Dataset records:
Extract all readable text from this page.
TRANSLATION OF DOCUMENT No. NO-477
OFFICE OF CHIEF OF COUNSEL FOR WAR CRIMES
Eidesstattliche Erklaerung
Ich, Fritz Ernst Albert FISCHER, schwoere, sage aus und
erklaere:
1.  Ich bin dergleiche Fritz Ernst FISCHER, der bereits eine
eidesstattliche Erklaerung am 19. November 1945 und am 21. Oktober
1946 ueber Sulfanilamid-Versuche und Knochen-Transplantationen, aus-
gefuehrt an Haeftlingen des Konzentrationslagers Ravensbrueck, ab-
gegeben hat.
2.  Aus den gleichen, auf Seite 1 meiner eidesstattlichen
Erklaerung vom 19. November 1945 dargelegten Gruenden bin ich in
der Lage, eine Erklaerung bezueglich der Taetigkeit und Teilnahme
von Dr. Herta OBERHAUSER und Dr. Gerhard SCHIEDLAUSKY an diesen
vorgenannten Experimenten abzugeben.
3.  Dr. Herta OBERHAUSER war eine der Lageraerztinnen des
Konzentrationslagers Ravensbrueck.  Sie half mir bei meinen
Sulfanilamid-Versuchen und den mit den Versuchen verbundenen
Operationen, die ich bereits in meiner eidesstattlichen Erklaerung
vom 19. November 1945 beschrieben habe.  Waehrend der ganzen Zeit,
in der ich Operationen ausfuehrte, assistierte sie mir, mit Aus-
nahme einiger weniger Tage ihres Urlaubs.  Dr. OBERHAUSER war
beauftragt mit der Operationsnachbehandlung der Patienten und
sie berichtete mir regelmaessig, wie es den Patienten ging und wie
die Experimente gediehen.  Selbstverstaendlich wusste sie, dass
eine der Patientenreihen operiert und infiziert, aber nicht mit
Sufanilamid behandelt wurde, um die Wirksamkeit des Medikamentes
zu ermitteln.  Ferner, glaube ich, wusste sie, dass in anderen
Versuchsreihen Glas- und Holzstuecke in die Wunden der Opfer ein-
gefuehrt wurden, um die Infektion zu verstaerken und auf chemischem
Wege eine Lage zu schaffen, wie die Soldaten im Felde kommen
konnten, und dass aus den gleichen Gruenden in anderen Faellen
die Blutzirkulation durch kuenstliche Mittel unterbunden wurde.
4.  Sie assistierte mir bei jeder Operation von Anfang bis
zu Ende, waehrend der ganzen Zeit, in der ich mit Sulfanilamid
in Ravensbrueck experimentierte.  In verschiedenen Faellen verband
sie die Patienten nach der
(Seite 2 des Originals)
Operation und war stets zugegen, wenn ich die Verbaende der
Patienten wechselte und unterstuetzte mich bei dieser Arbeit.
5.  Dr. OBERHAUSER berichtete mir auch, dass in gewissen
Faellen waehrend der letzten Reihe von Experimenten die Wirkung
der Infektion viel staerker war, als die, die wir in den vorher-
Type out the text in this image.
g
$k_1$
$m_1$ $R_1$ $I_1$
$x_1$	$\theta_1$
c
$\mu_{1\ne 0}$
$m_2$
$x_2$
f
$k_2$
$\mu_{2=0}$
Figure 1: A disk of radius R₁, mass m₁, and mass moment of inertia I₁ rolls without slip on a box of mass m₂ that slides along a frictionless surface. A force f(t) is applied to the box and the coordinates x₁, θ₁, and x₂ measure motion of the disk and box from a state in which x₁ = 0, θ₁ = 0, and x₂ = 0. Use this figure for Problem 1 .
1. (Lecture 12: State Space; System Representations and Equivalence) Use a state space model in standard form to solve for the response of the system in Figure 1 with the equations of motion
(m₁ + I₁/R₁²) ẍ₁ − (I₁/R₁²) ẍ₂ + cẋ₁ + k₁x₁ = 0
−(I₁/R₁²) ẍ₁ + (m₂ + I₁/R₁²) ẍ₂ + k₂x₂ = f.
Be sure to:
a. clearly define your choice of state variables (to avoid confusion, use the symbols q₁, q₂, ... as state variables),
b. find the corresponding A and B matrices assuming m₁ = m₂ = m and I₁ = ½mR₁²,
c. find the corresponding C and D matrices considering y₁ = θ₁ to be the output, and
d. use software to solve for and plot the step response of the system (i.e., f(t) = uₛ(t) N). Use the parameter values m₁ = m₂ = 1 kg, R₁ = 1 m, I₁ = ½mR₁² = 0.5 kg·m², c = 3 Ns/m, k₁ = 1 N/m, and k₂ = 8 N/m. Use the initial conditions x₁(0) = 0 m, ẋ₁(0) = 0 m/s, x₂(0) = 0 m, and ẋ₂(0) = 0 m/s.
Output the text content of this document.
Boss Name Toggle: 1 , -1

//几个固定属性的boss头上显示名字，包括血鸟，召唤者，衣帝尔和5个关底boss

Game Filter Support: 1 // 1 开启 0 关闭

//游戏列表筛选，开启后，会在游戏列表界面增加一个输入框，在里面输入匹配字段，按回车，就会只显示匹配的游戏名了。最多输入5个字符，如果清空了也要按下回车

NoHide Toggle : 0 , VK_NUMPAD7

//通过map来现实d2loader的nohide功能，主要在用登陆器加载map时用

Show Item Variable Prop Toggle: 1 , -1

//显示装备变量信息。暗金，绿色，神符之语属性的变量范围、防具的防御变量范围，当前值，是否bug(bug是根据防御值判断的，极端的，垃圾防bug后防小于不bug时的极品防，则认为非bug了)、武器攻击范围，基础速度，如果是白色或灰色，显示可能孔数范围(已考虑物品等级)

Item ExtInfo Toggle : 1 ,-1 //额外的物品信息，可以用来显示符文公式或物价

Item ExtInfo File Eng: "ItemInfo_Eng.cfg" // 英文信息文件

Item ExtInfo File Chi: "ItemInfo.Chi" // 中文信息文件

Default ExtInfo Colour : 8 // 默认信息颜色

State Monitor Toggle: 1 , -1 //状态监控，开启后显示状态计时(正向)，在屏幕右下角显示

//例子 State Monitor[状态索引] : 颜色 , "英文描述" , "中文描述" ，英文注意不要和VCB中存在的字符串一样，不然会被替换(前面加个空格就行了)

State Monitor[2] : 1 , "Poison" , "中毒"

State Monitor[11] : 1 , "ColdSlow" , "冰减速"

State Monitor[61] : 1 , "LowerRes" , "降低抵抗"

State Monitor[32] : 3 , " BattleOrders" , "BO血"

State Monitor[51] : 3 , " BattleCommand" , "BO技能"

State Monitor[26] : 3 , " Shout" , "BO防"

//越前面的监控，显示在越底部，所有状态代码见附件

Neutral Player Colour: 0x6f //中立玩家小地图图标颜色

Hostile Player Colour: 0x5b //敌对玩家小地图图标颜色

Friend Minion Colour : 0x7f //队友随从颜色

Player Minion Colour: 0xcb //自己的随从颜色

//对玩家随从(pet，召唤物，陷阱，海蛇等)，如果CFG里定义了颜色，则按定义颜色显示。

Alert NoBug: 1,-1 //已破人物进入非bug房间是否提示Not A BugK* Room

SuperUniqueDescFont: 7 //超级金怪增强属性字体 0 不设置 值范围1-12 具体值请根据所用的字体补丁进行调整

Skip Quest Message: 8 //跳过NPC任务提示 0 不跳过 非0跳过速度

» WHAT IS REQUIRED
Write out the records above again, keeping each one identical to the original.

» COMPLETED TASK
Extract all readable text from this page.
TRANSLATION OF DOCUMENT No. NO-477
OFFICE OF CHIEF OF COUNSEL FOR WAR CRIMES
Eidesstattliche Erklaerung
Ich, Fritz Ernst Albert FISCHER, schwoere, sage aus und
erklaere:
1.  Ich bin dergleiche Fritz Ernst FISCHER, der bereits eine
eidesstattliche Erklaerung am 19. November 1945 und am 21. Oktober
1946 ueber Sulfanilamid-Versuche und Knochen-Transplantationen, aus-
gefuehrt an Haeftlingen des Konzentrationslagers Ravensbrueck, ab-
gegeben hat.
2.  Aus den gleichen, auf Seite 1 meiner eidesstattlichen
Erklaerung vom 19. November 1945 dargelegten Gruenden bin ich in
der Lage, eine Erklaerung bezueglich der Taetigkeit und Teilnahme
von Dr. Herta OBERHAUSER und Dr. Gerhard SCHIEDLAUSKY an diesen
vorgenannten Experimenten abzugeben.
3.  Dr. Herta OBERHAUSER war eine der Lageraerztinnen des
Konzentrationslagers Ravensbrueck.  Sie half mir bei meinen
Sulfanilamid-Versuchen und den mit den Versuchen verbundenen
Operationen, die ich bereits in meiner eidesstattlichen Erklaerung
vom 19. November 1945 beschrieben habe.  Waehrend der ganzen Zeit,
in der ich Operationen ausfuehrte, assistierte sie mir, mit Aus-
nahme einiger weniger Tage ihres Urlaubs.  Dr. OBERHAUSER war
beauftragt mit der Operationsnachbehandlung der Patienten und
sie berichtete mir regelmaessig, wie es den Patienten ging und wie
die Experimente gediehen.  Selbstverstaendlich wusste sie, dass
eine der Patientenreihen operiert und infiziert, aber nicht mit
Sufanilamid behandelt wurde, um die Wirksamkeit des Medikamentes
zu ermitteln.  Ferner, glaube ich, wusste sie, dass in anderen
Versuchsreihen Glas- und Holzstuecke in die Wunden der Opfer ein-
gefuehrt wurden, um die Infektion zu verstaerken und auf chemischem
Wege eine Lage zu schaffen, wie die Soldaten im Felde kommen
konnten, und dass aus den gleichen Gruenden in anderen Faellen
die Blutzirkulation durch kuenstliche Mittel unterbunden wurde.
4.  Sie assistierte mir bei jeder Operation von Anfang bis
zu Ende, waehrend der ganzen Zeit, in der ich mit Sulfanilamid
in Ravensbrueck experimentierte.  In verschiedenen Faellen verband
sie die Patienten nach der
(Seite 2 des Originals)
Operation und war stets zugegen, wenn ich die Verbaende der
Patienten wechselte und unterstuetzte mich bei dieser Arbeit.
5.  Dr. OBERHAUSER berichtete mir auch, dass in gewissen
Faellen waehrend der letzten Reihe von Experimenten die Wirkung
der Infektion viel staerker war, als die, die wir in den vorher-
Type out the text in this image.
g
$k_1$
$m_1$ $R_1$ $I_1$
$x_1$	$\theta_1$
c
$\mu_{1\ne 0}$
$m_2$
$x_2$
f
$k_2$
$\mu_{2=0}$
Figure 1: A disk of radius R₁, mass m₁, and mass moment of inertia I₁ rolls without slip on a box of mass m₂ that slides along a frictionless surface. A force f(t) is applied to the box and the coordinates x₁, θ₁, and x₂ measure motion of the disk and box from a state in which x₁ = 0, θ₁ = 0, and x₂ = 0. Use this figure for Problem 1 .
1. (Lecture 12: State Space; System Representations and Equivalence) Use a state space model in standard form to solve for the response of the system in Figure 1 with the equations of motion
(m₁ + I₁/R₁²) ẍ₁ − (I₁/R₁²) ẍ₂ + cẋ₁ + k₁x₁ = 0
−(I₁/R₁²) ẍ₁ + (m₂ + I₁/R₁²) ẍ₂ + k₂x₂ = f.
Be sure to:
a. clearly define your choice of state variables (to avoid confusion, use the symbols q₁, q₂, ... as state variables),
b. find the corresponding A and B matrices assuming m₁ = m₂ = m and I₁ = ½mR₁²,
c. find the corresponding C and D matrices considering y₁ = θ₁ to be the output, and
d. use software to solve for and plot the step response of the system (i.e., f(t) = uₛ(t) N). Use the parameter values m₁ = m₂ = 1 kg, R₁ = 1 m, I₁ = ½mR₁² = 0.5 kg·m², c = 3 Ns/m, k₁ = 1 N/m, and k₂ = 8 N/m. Use the initial conditions x₁(0) = 0 m, ẋ₁(0) = 0 m/s, x₂(0) = 0 m, and ẋ₂(0) = 0 m/s.
Output the text content of this document.
Boss Name Toggle: 1 , -1

//几个固定属性的boss头上显示名字，包括血鸟，召唤者，衣帝尔和5个关底boss

Game Filter Support: 1 // 1 开启 0 关闭

//游戏列表筛选，开启后，会在游戏列表界面增加一个输入框，在里面输入匹配字段，按回车，就会只显示匹配的游戏名了。最多输入5个字符，如果清空了也要按下回车

NoHide Toggle : 0 , VK_NUMPAD7

//通过map来现实d2loader的nohide功能，主要在用登陆器加载map时用

Show Item Variable Prop Toggle: 1 , -1

//显示装备变量信息。暗金，绿色，神符之语属性的变量范围、防具的防御变量范围，当前值，是否bug(bug是根据防御值判断的，极端的，垃圾防bug后防小于不bug时的极品防，则认为非bug了)、武器攻击范围，基础速度，如果是白色或灰色，显示可能孔数范围(已考虑物品等级)

Item ExtInfo Toggle : 1 ,-1 //额外的物品信息，可以用来显示符文公式或物价

Item ExtInfo File Eng: "ItemInfo_Eng.cfg" // 英文信息文件

Item ExtInfo File Chi: "ItemInfo.Chi" // 中文信息文件

Default ExtInfo Colour : 8 // 默认信息颜色

State Monitor Toggle: 1 , -1 //状态监控，开启后显示状态计时(正向)，在屏幕右下角显示

//例子 State Monitor[状态索引] : 颜色 , "英文描述" , "中文描述" ，英文注意不要和VCB中存在的字符串一样，不然会被替换(前面加个空格就行了)

State Monitor[2] : 1 , "Poison" , "中毒"

State Monitor[11] : 1 , "ColdSlow" , "冰减速"

State Monitor[61] : 1 , "LowerRes" , "降低抵抗"

State Monitor[32] : 3 , " BattleOrders" , "BO血"

State Monitor[51] : 3 , " BattleCommand" , "BO技能"

State Monitor[26] : 3 , " Shout" , "BO防"

//越前面的监控，显示在越底部，所有状态代码见附件

Neutral Player Colour: 0x6f //中立玩家小地图图标颜色

Hostile Player Colour: 0x5b //敌对玩家小地图图标颜色

Friend Minion Colour : 0x7f //队友随从颜色

Player Minion Colour: 0xcb //自己的随从颜色

//对玩家随从(pet，召唤物，陷阱，海蛇等)，如果CFG里定义了颜色，则按定义颜色显示。

Alert NoBug: 1,-1 //已破人物进入非bug房间是否提示Not A BugK* Room

SuperUniqueDescFont: 7 //超级金怪增强属性字体 0 不设置 值范围1-12 具体值请根据所用的字体补丁进行调整

Skip Quest Message: 8 //跳过NPC任务提示 0 不跳过 非0跳过速度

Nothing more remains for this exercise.